### What is being asked
Please summarize the excerpt about David Petrie's lobbying campaign in two sentences.

— Start of Excerpted text —

David Petrie, now unemployed, sought a third ruling. He and two colleagues from Verona had been barred from applying to do supply teaching in their own subject - English language - and their courses had been given to Italians. Lobbying of the European parliament began in earnest. “I’ve been there at least 20 times,” says Mr Petrie. “People know me there by sight, and say hello.”

As the nature and extent of the problem became apparent, cross-party support grew. After all, what was the point of a united Europe if language teachers, of all people, could not move freely from one country to another and be entitled to the basic rights enjoyed by nationals?

Mr Petrie organised a series of coach trips to Strasbourg, and took along students as well as colleagues to lobby MEPs. The novelist Tim Parks, who was a colleague at Verona, went along on one of these.

In his novel Europa, shortlisted for the Booker Prize in 1997, Tim Parks apparently chronicles the lobbying experience in a fictional account of a sex-crazed romp across Europe, “He was a good lobbyist,” says Mr Petrie, “but when he came round one day with a manuscript, I knew something was wrong.”

The novel’s protagonist turned out to be a rather too familiar skinny Scotsman with unusual sexual habits. “I couldn’t see anything of merit in the book. It was pure fantasy. But I realised it would be seen as fact, and could damage our campaign.”

— End of Excerpted text —
— Start of Information supplied —

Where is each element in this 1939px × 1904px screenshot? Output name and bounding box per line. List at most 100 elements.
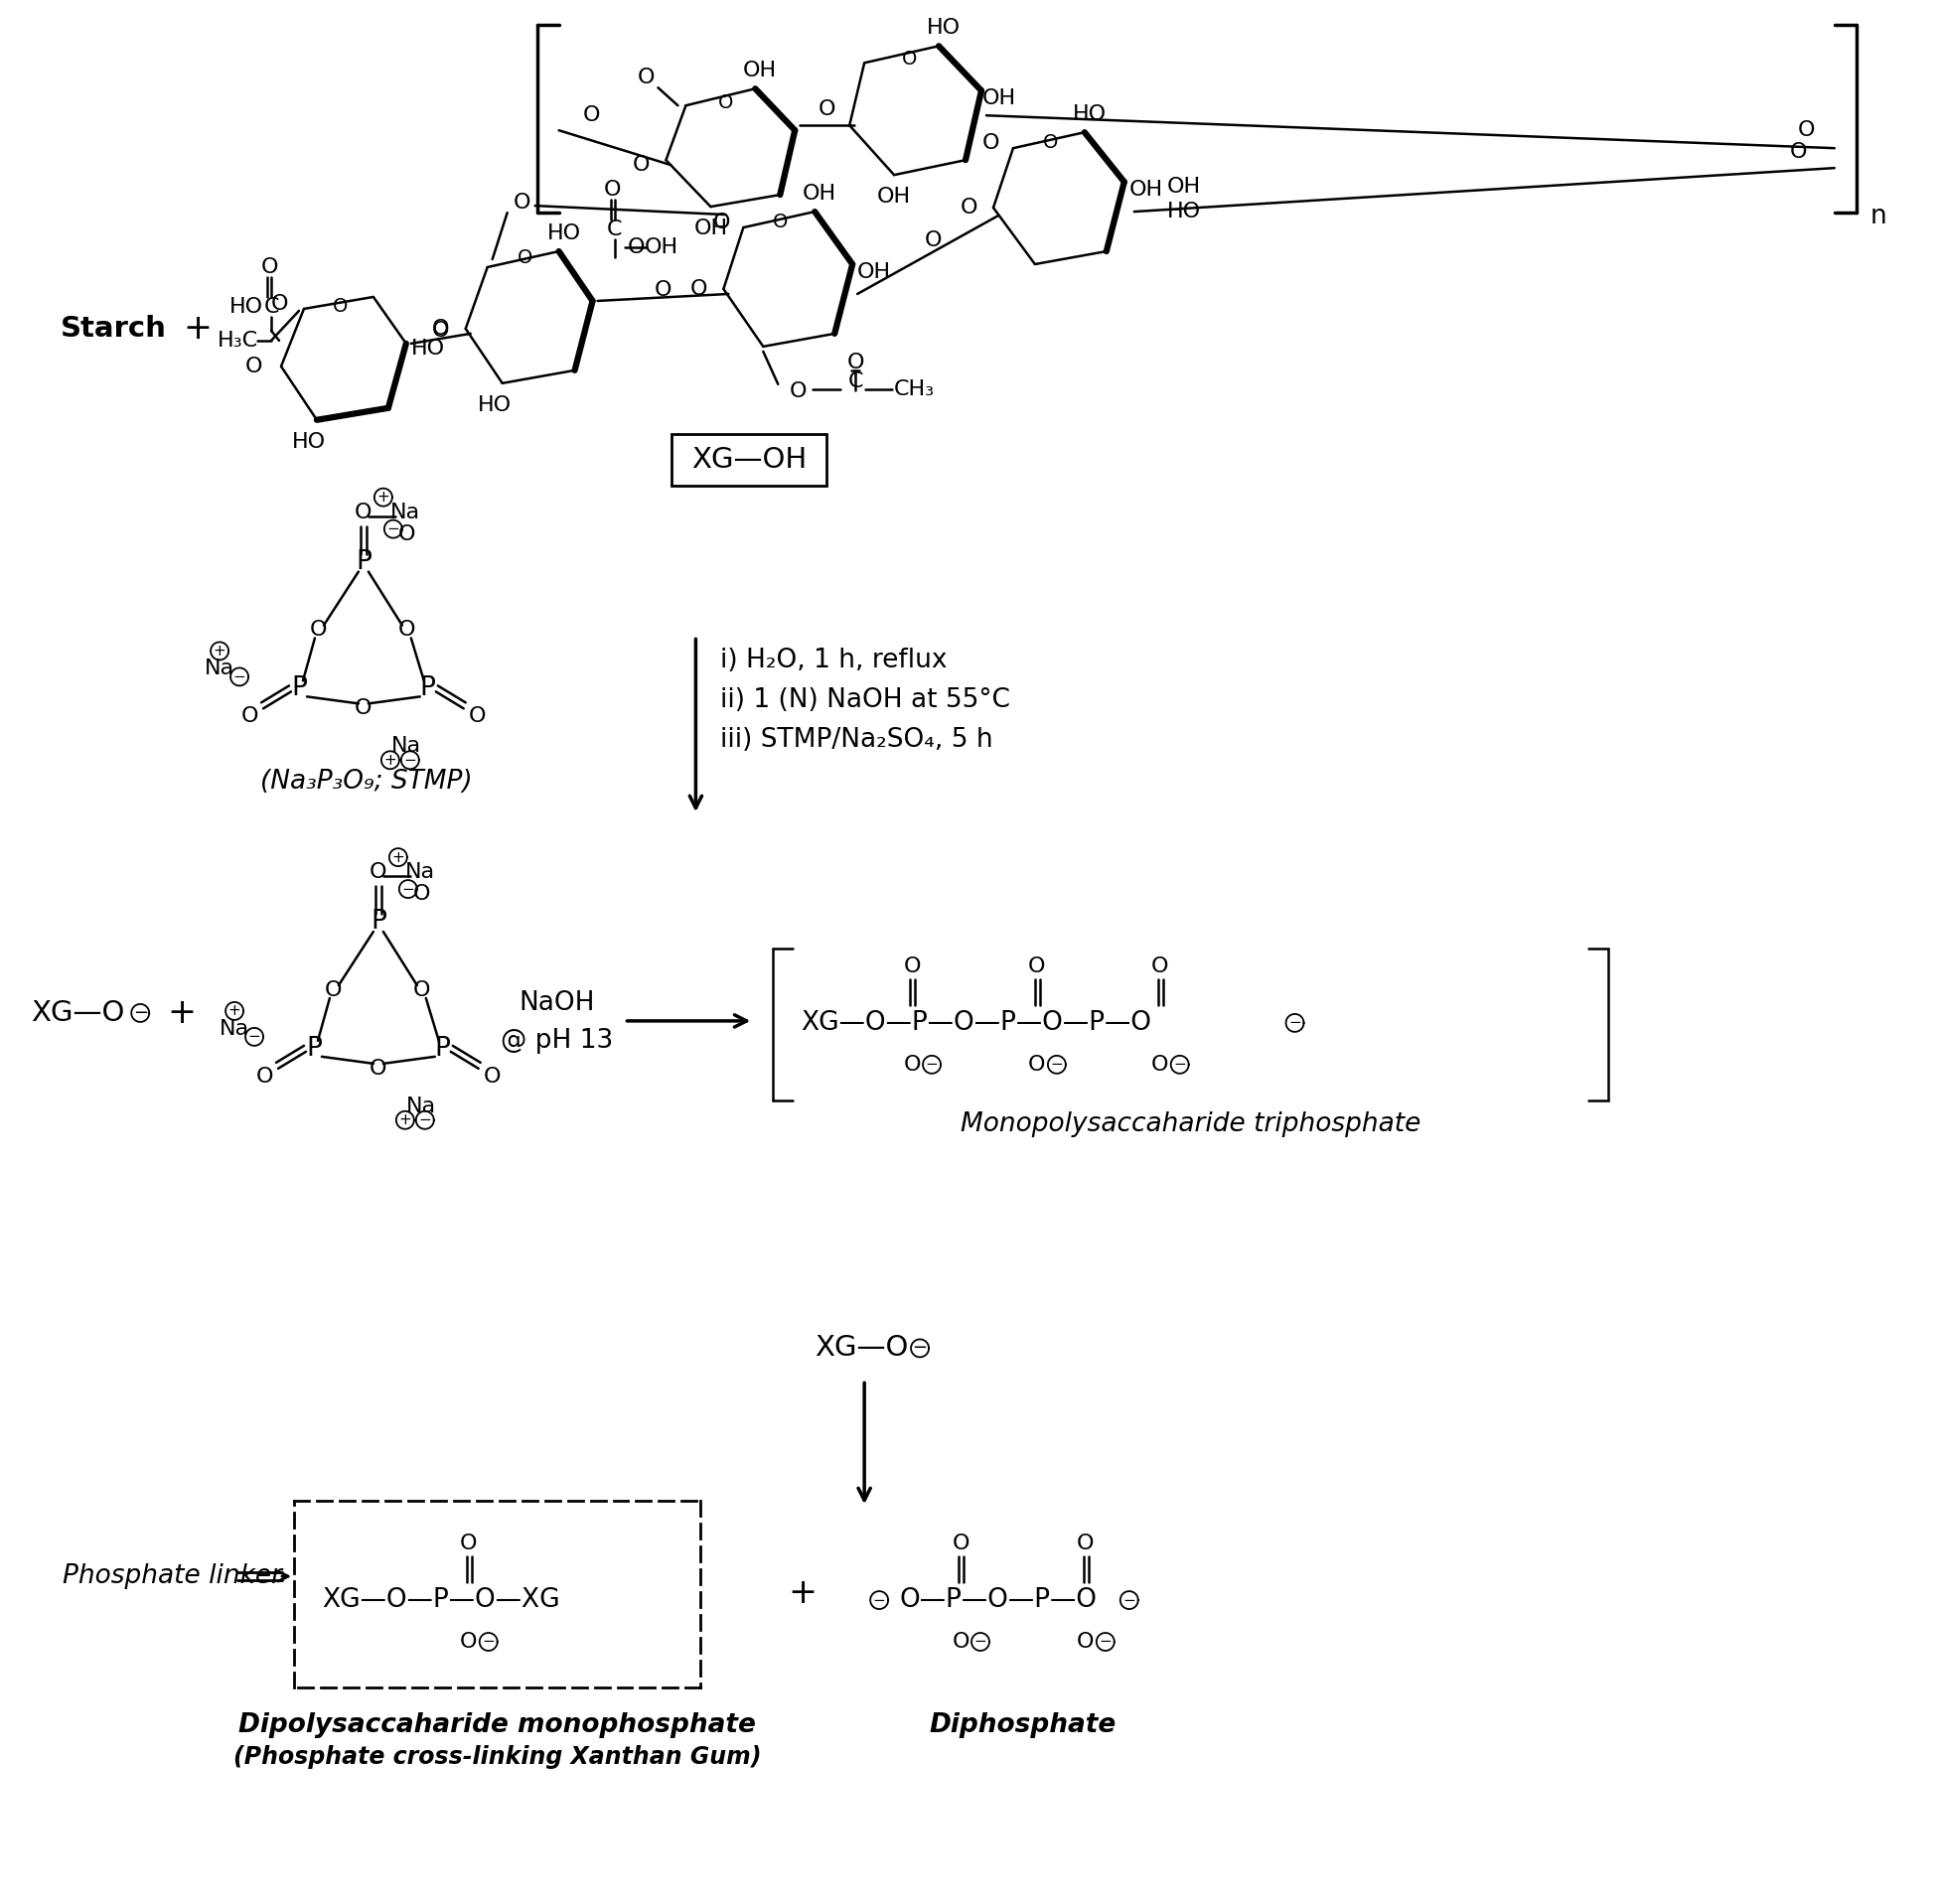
Text: O: O — [518, 248, 533, 267]
Text: −: − — [1289, 1015, 1301, 1030]
Text: O: O — [432, 318, 450, 339]
Text: C: C — [847, 371, 863, 390]
Text: OH: OH — [743, 61, 778, 80]
Text: (Phosphate cross-linking Xanthan Gum): (Phosphate cross-linking Xanthan Gum) — [233, 1744, 762, 1769]
Text: O: O — [355, 503, 372, 522]
Text: OH: OH — [857, 263, 892, 282]
Text: O: O — [584, 105, 601, 126]
Text: O: O — [260, 257, 277, 278]
Text: H₃C: H₃C — [217, 331, 258, 350]
Text: CH₃: CH₃ — [894, 379, 935, 400]
Text: O: O — [632, 154, 650, 175]
Text: −: − — [419, 1112, 430, 1127]
Text: O: O — [432, 320, 450, 341]
Text: O: O — [244, 356, 262, 377]
Text: HO: HO — [547, 223, 582, 244]
Text: −: − — [1099, 1634, 1111, 1649]
Text: @ pH 13: @ pH 13 — [500, 1028, 613, 1053]
Text: O: O — [628, 238, 646, 257]
Text: O: O — [397, 621, 415, 640]
Text: O: O — [902, 50, 917, 69]
Text: C: C — [607, 219, 622, 240]
Text: O: O — [370, 863, 388, 882]
Text: HO: HO — [293, 432, 326, 451]
Text: O: O — [397, 524, 415, 545]
Text: XG—OH: XG—OH — [692, 446, 807, 474]
Text: O: O — [603, 179, 620, 200]
Text: O: O — [1152, 1055, 1169, 1074]
Text: O: O — [310, 621, 328, 640]
Text: −: − — [1123, 1592, 1136, 1607]
Text: −: − — [483, 1634, 494, 1649]
Text: O: O — [469, 706, 487, 727]
Text: XG—O—P—O—XG: XG—O—P—O—XG — [322, 1588, 560, 1613]
Text: +: + — [376, 489, 390, 505]
Text: Na: Na — [405, 1097, 436, 1116]
Text: O: O — [413, 981, 430, 1000]
Text: HO: HO — [927, 19, 960, 38]
Text: OH: OH — [644, 238, 679, 257]
Text: Na: Na — [390, 503, 421, 522]
Text: HO: HO — [1167, 202, 1200, 221]
Text: Starch: Starch — [60, 314, 167, 343]
Text: Na: Na — [206, 659, 235, 680]
Text: O: O — [1152, 956, 1169, 977]
Text: O: O — [1797, 120, 1815, 141]
Text: +: + — [789, 1577, 816, 1611]
Text: O: O — [772, 211, 787, 230]
Text: −: − — [388, 522, 399, 537]
Text: O: O — [960, 198, 977, 217]
Text: O: O — [240, 706, 258, 727]
Text: O: O — [413, 883, 430, 904]
Text: i) H₂O, 1 h, reflux: i) H₂O, 1 h, reflux — [721, 647, 948, 674]
Text: Monopolysaccaharide triphosphate: Monopolysaccaharide triphosphate — [960, 1112, 1421, 1137]
Text: (Na₃P₃O₉; STMP): (Na₃P₃O₉; STMP) — [260, 769, 473, 794]
Text: O: O — [818, 99, 836, 120]
Text: +: + — [184, 312, 211, 345]
Text: Na: Na — [392, 737, 421, 756]
Text: O: O — [690, 280, 708, 299]
Text: P: P — [355, 548, 372, 575]
Text: O: O — [904, 1055, 921, 1074]
Text: Dipolysaccaharide monophosphate: Dipolysaccaharide monophosphate — [238, 1712, 756, 1738]
Text: O: O — [717, 93, 733, 112]
Text: O: O — [326, 981, 343, 1000]
Text: −: − — [233, 670, 246, 684]
Text: O: O — [334, 297, 349, 316]
Text: HO: HO — [411, 339, 444, 358]
Text: O: O — [714, 213, 731, 232]
Text: −: − — [925, 1057, 938, 1072]
Text: O: O — [256, 1066, 273, 1087]
Text: O: O — [483, 1066, 500, 1087]
Text: O—P—O—P—O: O—P—O—P—O — [900, 1588, 1097, 1613]
Text: O: O — [370, 1059, 388, 1078]
Text: XG—O—P—O—P—O—P—O: XG—O—P—O—P—O—P—O — [801, 1009, 1152, 1036]
Text: O: O — [952, 1533, 970, 1554]
Text: P: P — [370, 908, 386, 935]
Text: +: + — [392, 849, 405, 864]
Text: −: − — [248, 1030, 260, 1043]
Text: −: − — [873, 1592, 886, 1607]
Text: Na: Na — [405, 863, 434, 882]
Text: −: − — [132, 1003, 147, 1022]
Text: O: O — [789, 381, 807, 402]
Text: +: + — [213, 644, 227, 659]
Text: O: O — [270, 293, 287, 314]
Text: O: O — [1076, 1533, 1094, 1554]
Text: XG—O: XG—O — [814, 1335, 909, 1361]
Text: O: O — [1076, 1632, 1094, 1651]
Text: O: O — [904, 956, 921, 977]
Text: OH: OH — [983, 89, 1016, 109]
Text: O: O — [653, 280, 671, 301]
Text: OH: OH — [876, 187, 911, 208]
Text: iii) STMP/Na₂SO₄, 5 h: iii) STMP/Na₂SO₄, 5 h — [721, 727, 993, 754]
Text: ii) 1 (N) NaOH at 55°C: ii) 1 (N) NaOH at 55°C — [721, 687, 1010, 714]
Text: O: O — [638, 69, 655, 88]
Text: Phosphate linker: Phosphate linker — [62, 1563, 283, 1590]
Text: −: − — [1051, 1057, 1063, 1072]
Text: O: O — [1028, 956, 1045, 977]
Text: O: O — [1043, 133, 1059, 152]
Text: O: O — [847, 352, 865, 373]
Text: +: + — [399, 1112, 411, 1127]
Text: OH: OH — [1128, 179, 1163, 200]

— End of Information supplied —

### Task answer
After he and two Verona colleagues were barred from applying to do supply teaching in English and their courses went to Italians, David Petrie lobbied the European parliament intensively, organizing coach trips to Strasbourg with students and colleagues as cross-party support grew. Tim Parks, a Verona colleague who joined one trip, later wrote the novel Europa, whose protagonist was a rather too familiar skinny Scotsman, and Petrie feared the book would be seen as fact and damage the campaign.